======== Extracted information

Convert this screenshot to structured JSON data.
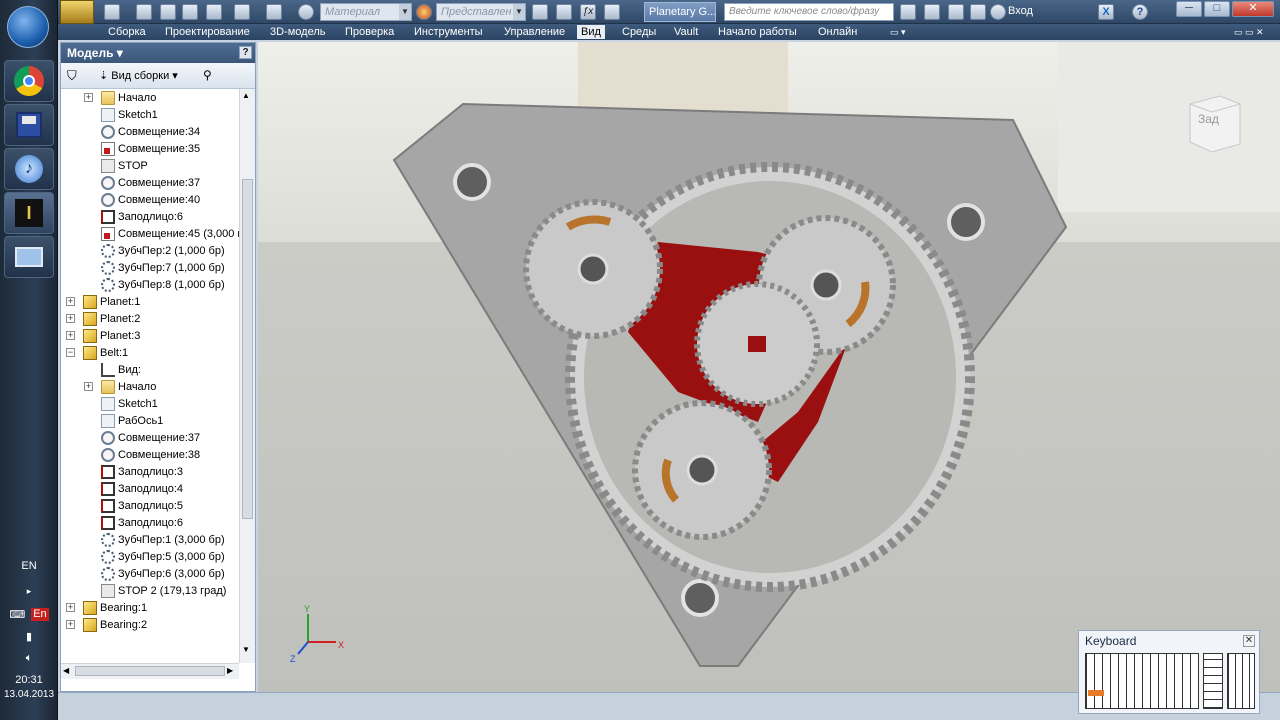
{
  "taskbar": {
    "language": "EN",
    "input_lang": "En",
    "time": "20:31",
    "date": "13.04.2013",
    "apps": [
      "chrome-icon",
      "save-icon",
      "itunes-icon",
      "inventor-icon",
      "remote-icon"
    ]
  },
  "qat": {
    "material_placeholder": "Материал",
    "representation_placeholder": "Представлен",
    "document_tab": "Planetary G...",
    "search_placeholder": "Введите ключевое слово/фразу",
    "signin": "Вход"
  },
  "menu": {
    "items": [
      "Сборка",
      "Проектирование",
      "3D-модель",
      "Проверка",
      "Инструменты",
      "Управление",
      "Вид",
      "Среды",
      "Vault",
      "Начало работы",
      "Онлайн"
    ],
    "active": "Вид"
  },
  "browser": {
    "title": "Модель ▾",
    "help": "?",
    "view_label": "Вид сборки",
    "tree": [
      {
        "label": "Начало",
        "icon": "folder-icon",
        "indent": 1,
        "expand": "+"
      },
      {
        "label": "Sketch1",
        "icon": "sketch-icon",
        "indent": 1
      },
      {
        "label": "Совмещение:34",
        "icon": "constraint-icon",
        "indent": 1
      },
      {
        "label": "Совмещение:35",
        "icon": "mate-red-icon",
        "indent": 1
      },
      {
        "label": "STOP",
        "icon": "stop-icon",
        "indent": 1
      },
      {
        "label": "Совмещение:37",
        "icon": "constraint-icon",
        "indent": 1
      },
      {
        "label": "Совмещение:40",
        "icon": "constraint-icon",
        "indent": 1
      },
      {
        "label": "Заподлицо:6",
        "icon": "flush-icon",
        "indent": 1
      },
      {
        "label": "Совмещение:45 (3,000 м",
        "icon": "mate-red-icon",
        "indent": 1
      },
      {
        "label": "ЗубчПер:2 (1,000 бр)",
        "icon": "gear-constraint-icon",
        "indent": 1
      },
      {
        "label": "ЗубчПер:7 (1,000 бр)",
        "icon": "gear-constraint-icon",
        "indent": 1
      },
      {
        "label": "ЗубчПер:8 (1,000 бр)",
        "icon": "gear-constraint-icon",
        "indent": 1
      },
      {
        "label": "Planet:1",
        "icon": "part-icon",
        "indent": 0,
        "expand": "+"
      },
      {
        "label": "Planet:2",
        "icon": "part-icon",
        "indent": 0,
        "expand": "+"
      },
      {
        "label": "Planet:3",
        "icon": "part-icon",
        "indent": 0,
        "expand": "+"
      },
      {
        "label": "Belt:1",
        "icon": "part-icon",
        "indent": 0,
        "expand": "−"
      },
      {
        "label": "Вид:",
        "icon": "view-icon",
        "indent": 1
      },
      {
        "label": "Начало",
        "icon": "folder-icon",
        "indent": 1,
        "expand": "+"
      },
      {
        "label": "Sketch1",
        "icon": "sketch-icon",
        "indent": 1
      },
      {
        "label": "РабОсь1",
        "icon": "axis-icon",
        "indent": 1
      },
      {
        "label": "Совмещение:37",
        "icon": "constraint-icon",
        "indent": 1
      },
      {
        "label": "Совмещение:38",
        "icon": "constraint-icon",
        "indent": 1
      },
      {
        "label": "Заподлицо:3",
        "icon": "flush-icon",
        "indent": 1
      },
      {
        "label": "Заподлицо:4",
        "icon": "flush-icon",
        "indent": 1
      },
      {
        "label": "Заподлицо:5",
        "icon": "flush-icon",
        "indent": 1
      },
      {
        "label": "Заподлицо:6",
        "icon": "flush-icon",
        "indent": 1
      },
      {
        "label": "ЗубчПер:1 (3,000 бр)",
        "icon": "gear-constraint-icon",
        "indent": 1
      },
      {
        "label": "ЗубчПер:5 (3,000 бр)",
        "icon": "gear-constraint-icon",
        "indent": 1
      },
      {
        "label": "ЗубчПер:6 (3,000 бр)",
        "icon": "gear-constraint-icon",
        "indent": 1
      },
      {
        "label": "STOP 2 (179,13 град)",
        "icon": "stop-icon",
        "indent": 1
      },
      {
        "label": "Bearing:1",
        "icon": "bearing-icon",
        "indent": 0,
        "expand": "+"
      },
      {
        "label": "Bearing:2",
        "icon": "bearing-icon",
        "indent": 0,
        "expand": "+"
      }
    ]
  },
  "viewport": {
    "viewcube_label": "Зад",
    "axis_labels": [
      "Y",
      "X",
      "Z"
    ]
  },
  "keyboard_panel": {
    "title": "Keyboard",
    "close": "✕"
  },
  "colors": {
    "ring_gear": "#cfcfcf",
    "carrier": "#9a1010",
    "plate": "#a9a9a9",
    "accent": "#e89a2c"
  }
}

================

**Do this:** All of the entries need to be transcribed word for word; pictures are left out.

**Result of the task:**
Convert this screenshot to structured JSON data.
{
  "taskbar": {
    "language": "EN",
    "input_lang": "En",
    "time": "20:31",
    "date": "13.04.2013",
    "apps": [
      "chrome-icon",
      "save-icon",
      "itunes-icon",
      "inventor-icon",
      "remote-icon"
    ]
  },
  "qat": {
    "material_placeholder": "Материал",
    "representation_placeholder": "Представлен",
    "document_tab": "Planetary G...",
    "search_placeholder": "Введите ключевое слово/фразу",
    "signin": "Вход"
  },
  "menu": {
    "items": [
      "Сборка",
      "Проектирование",
      "3D-модель",
      "Проверка",
      "Инструменты",
      "Управление",
      "Вид",
      "Среды",
      "Vault",
      "Начало работы",
      "Онлайн"
    ],
    "active": "Вид"
  },
  "browser": {
    "title": "Модель ▾",
    "help": "?",
    "view_label": "Вид сборки",
    "tree": [
      {
        "label": "Начало",
        "icon": "folder-icon",
        "indent": 1,
        "expand": "+"
      },
      {
        "label": "Sketch1",
        "icon": "sketch-icon",
        "indent": 1
      },
      {
        "label": "Совмещение:34",
        "icon": "constraint-icon",
        "indent": 1
      },
      {
        "label": "Совмещение:35",
        "icon": "mate-red-icon",
        "indent": 1
      },
      {
        "label": "STOP",
        "icon": "stop-icon",
        "indent": 1
      },
      {
        "label": "Совмещение:37",
        "icon": "constraint-icon",
        "indent": 1
      },
      {
        "label": "Совмещение:40",
        "icon": "constraint-icon",
        "indent": 1
      },
      {
        "label": "Заподлицо:6",
        "icon": "flush-icon",
        "indent": 1
      },
      {
        "label": "Совмещение:45 (3,000 м",
        "icon": "mate-red-icon",
        "indent": 1
      },
      {
        "label": "ЗубчПер:2 (1,000 бр)",
        "icon": "gear-constraint-icon",
        "indent": 1
      },
      {
        "label": "ЗубчПер:7 (1,000 бр)",
        "icon": "gear-constraint-icon",
        "indent": 1
      },
      {
        "label": "ЗубчПер:8 (1,000 бр)",
        "icon": "gear-constraint-icon",
        "indent": 1
      },
      {
        "label": "Planet:1",
        "icon": "part-icon",
        "indent": 0,
        "expand": "+"
      },
      {
        "label": "Planet:2",
        "icon": "part-icon",
        "indent": 0,
        "expand": "+"
      },
      {
        "label": "Planet:3",
        "icon": "part-icon",
        "indent": 0,
        "expand": "+"
      },
      {
        "label": "Belt:1",
        "icon": "part-icon",
        "indent": 0,
        "expand": "−"
      },
      {
        "label": "Вид:",
        "icon": "view-icon",
        "indent": 1
      },
      {
        "label": "Начало",
        "icon": "folder-icon",
        "indent": 1,
        "expand": "+"
      },
      {
        "label": "Sketch1",
        "icon": "sketch-icon",
        "indent": 1
      },
      {
        "label": "РабОсь1",
        "icon": "axis-icon",
        "indent": 1
      },
      {
        "label": "Совмещение:37",
        "icon": "constraint-icon",
        "indent": 1
      },
      {
        "label": "Совмещение:38",
        "icon": "constraint-icon",
        "indent": 1
      },
      {
        "label": "Заподлицо:3",
        "icon": "flush-icon",
        "indent": 1
      },
      {
        "label": "Заподлицо:4",
        "icon": "flush-icon",
        "indent": 1
      },
      {
        "label": "Заподлицо:5",
        "icon": "flush-icon",
        "indent": 1
      },
      {
        "label": "Заподлицо:6",
        "icon": "flush-icon",
        "indent": 1
      },
      {
        "label": "ЗубчПер:1 (3,000 бр)",
        "icon": "gear-constraint-icon",
        "indent": 1
      },
      {
        "label": "ЗубчПер:5 (3,000 бр)",
        "icon": "gear-constraint-icon",
        "indent": 1
      },
      {
        "label": "ЗубчПер:6 (3,000 бр)",
        "icon": "gear-constraint-icon",
        "indent": 1
      },
      {
        "label": "STOP 2 (179,13 град)",
        "icon": "stop-icon",
        "indent": 1
      },
      {
        "label": "Bearing:1",
        "icon": "bearing-icon",
        "indent": 0,
        "expand": "+"
      },
      {
        "label": "Bearing:2",
        "icon": "bearing-icon",
        "indent": 0,
        "expand": "+"
      }
    ]
  },
  "viewport": {
    "viewcube_label": "Зад",
    "axis_labels": [
      "Y",
      "X",
      "Z"
    ]
  },
  "keyboard_panel": {
    "title": "Keyboard",
    "close": "✕"
  },
  "colors": {
    "ring_gear": "#cfcfcf",
    "carrier": "#9a1010",
    "plate": "#a9a9a9",
    "accent": "#e89a2c"
  }
}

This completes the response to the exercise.